Figure content listings

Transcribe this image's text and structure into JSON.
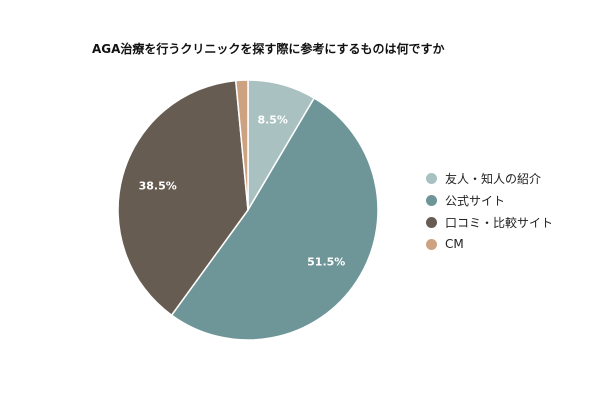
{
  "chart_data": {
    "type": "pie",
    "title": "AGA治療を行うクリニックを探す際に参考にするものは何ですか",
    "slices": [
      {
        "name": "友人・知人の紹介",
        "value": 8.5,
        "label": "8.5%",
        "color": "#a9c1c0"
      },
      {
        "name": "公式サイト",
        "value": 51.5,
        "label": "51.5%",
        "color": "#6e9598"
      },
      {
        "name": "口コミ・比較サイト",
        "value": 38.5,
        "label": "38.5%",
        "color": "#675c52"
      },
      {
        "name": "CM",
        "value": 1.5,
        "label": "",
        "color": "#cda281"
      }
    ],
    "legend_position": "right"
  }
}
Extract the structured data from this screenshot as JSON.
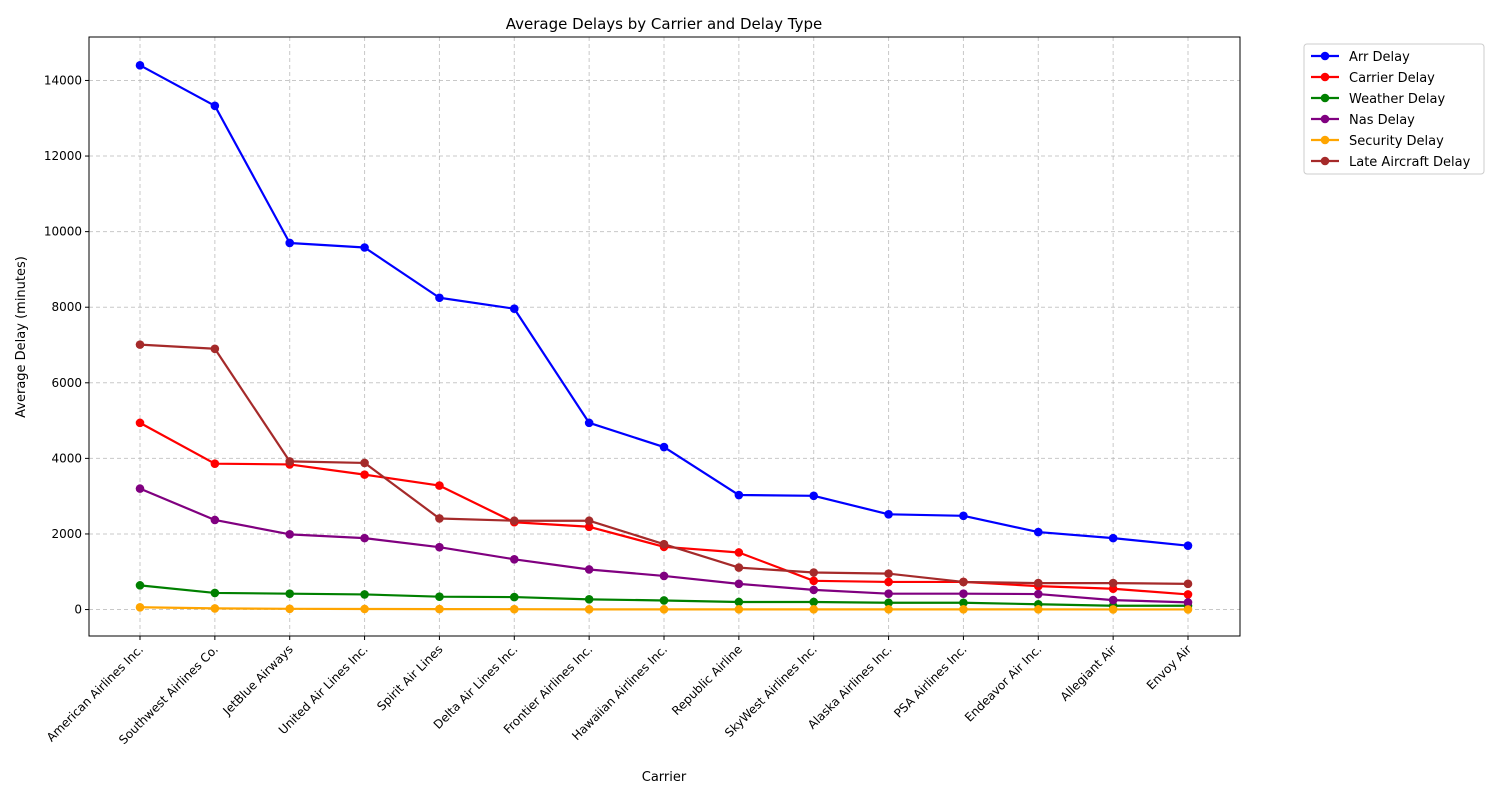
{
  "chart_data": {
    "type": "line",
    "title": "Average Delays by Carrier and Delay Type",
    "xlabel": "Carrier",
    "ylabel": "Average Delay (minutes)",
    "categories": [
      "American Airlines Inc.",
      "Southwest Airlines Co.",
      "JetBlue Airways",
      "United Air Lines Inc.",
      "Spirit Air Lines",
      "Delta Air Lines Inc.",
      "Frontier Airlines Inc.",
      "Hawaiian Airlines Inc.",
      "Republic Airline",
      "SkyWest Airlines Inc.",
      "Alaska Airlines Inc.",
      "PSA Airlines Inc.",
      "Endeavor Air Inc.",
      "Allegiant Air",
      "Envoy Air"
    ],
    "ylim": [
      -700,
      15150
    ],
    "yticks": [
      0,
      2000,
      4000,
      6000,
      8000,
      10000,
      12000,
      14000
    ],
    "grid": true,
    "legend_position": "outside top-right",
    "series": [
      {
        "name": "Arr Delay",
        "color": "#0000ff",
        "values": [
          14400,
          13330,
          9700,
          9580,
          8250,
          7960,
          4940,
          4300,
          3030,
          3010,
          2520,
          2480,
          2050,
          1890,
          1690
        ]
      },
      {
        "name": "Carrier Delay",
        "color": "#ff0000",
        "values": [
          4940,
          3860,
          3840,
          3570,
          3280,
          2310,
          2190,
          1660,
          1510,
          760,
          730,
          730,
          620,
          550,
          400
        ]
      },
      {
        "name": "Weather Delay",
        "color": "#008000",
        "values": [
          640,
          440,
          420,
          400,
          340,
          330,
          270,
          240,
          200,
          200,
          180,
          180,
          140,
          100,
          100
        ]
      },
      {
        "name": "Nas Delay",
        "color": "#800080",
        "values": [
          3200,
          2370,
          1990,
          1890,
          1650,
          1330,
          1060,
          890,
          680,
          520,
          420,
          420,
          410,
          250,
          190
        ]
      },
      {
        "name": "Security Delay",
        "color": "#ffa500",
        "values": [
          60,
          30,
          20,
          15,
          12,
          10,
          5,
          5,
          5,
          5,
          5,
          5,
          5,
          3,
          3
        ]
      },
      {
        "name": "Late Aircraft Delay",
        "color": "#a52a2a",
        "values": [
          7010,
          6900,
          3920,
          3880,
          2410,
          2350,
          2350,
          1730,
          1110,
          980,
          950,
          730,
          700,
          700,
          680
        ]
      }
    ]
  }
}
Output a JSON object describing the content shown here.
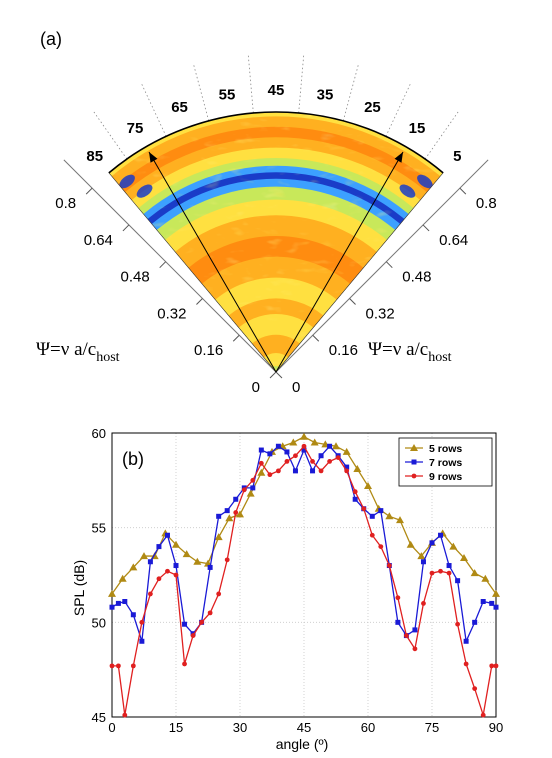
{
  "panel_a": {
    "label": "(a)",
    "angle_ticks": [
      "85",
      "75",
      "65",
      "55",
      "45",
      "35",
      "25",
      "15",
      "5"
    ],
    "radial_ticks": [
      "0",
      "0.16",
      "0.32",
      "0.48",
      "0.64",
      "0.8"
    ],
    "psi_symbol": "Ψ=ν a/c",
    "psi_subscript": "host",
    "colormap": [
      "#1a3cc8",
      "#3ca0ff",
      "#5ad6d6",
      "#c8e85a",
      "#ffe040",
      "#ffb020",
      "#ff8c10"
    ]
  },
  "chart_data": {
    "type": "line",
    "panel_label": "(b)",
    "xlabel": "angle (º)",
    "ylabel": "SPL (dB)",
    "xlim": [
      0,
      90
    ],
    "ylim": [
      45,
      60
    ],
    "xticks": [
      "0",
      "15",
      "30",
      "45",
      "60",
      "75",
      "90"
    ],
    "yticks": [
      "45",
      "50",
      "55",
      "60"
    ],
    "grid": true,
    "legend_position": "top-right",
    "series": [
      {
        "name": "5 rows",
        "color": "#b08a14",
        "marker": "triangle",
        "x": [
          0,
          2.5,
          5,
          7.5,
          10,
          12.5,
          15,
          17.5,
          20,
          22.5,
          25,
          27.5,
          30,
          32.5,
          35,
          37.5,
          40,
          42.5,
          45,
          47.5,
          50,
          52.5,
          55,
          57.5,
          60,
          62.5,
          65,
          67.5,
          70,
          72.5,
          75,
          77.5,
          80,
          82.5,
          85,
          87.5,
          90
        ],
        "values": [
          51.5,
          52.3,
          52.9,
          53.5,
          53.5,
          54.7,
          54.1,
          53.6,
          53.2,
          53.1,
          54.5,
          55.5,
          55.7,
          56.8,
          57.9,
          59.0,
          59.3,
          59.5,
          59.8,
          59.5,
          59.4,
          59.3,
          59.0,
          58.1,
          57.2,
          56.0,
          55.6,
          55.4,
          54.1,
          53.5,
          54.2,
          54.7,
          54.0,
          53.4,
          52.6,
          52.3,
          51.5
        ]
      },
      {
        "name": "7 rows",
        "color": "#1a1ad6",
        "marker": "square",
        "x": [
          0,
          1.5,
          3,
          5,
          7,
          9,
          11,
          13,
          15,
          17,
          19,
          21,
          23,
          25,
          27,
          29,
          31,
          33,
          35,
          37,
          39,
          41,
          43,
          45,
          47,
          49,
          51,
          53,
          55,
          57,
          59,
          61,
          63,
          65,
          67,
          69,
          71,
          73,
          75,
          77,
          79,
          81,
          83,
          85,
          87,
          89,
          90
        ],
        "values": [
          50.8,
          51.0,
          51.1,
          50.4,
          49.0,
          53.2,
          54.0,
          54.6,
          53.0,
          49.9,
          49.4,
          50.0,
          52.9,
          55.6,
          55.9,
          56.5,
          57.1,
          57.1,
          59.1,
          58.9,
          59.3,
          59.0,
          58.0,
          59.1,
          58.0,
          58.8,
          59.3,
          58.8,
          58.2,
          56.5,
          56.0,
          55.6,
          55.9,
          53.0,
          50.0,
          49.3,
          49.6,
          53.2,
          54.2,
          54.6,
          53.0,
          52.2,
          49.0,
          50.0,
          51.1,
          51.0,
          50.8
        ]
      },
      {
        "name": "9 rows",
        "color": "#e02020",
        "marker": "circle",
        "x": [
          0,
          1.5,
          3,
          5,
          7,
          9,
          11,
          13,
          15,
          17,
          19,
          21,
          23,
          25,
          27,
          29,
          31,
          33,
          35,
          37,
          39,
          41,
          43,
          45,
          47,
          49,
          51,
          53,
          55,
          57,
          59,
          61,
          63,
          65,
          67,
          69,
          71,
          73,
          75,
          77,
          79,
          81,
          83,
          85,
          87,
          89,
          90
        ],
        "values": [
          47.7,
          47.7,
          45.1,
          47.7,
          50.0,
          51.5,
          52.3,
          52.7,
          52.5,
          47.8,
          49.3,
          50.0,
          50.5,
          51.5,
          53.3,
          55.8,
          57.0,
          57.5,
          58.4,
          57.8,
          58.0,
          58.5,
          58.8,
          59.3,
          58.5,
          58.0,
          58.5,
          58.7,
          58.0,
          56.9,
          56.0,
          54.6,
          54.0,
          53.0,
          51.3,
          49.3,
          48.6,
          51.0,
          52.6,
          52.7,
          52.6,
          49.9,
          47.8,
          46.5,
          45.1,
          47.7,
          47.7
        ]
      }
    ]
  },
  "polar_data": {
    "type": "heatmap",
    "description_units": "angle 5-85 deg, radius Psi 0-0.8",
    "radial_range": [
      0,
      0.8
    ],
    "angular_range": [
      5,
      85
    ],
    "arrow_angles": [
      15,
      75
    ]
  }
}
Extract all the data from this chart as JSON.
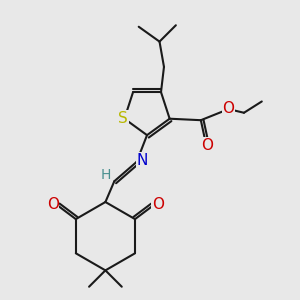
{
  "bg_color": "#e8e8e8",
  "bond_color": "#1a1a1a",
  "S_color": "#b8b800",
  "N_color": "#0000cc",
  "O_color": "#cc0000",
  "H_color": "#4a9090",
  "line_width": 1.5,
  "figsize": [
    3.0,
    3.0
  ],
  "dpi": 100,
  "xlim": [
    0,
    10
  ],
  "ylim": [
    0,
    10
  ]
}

# What is being asked
Write out, exactly, each line from the one containing "Extract all the data from this chart as JSON." down to the final line of the data above. Both of those lines count, and the pictures are left out.

# Exercise answer
Extract all the data from this chart as JSON.
{
  "bg_color": "#e8e8e8",
  "bond_color": "#1a1a1a",
  "S_color": "#b8b800",
  "N_color": "#0000cc",
  "O_color": "#cc0000",
  "H_color": "#4a9090",
  "line_width": 1.5,
  "figsize": [
    3.0,
    3.0
  ],
  "dpi": 100,
  "xlim": [
    0,
    10
  ],
  "ylim": [
    0,
    10
  ]
}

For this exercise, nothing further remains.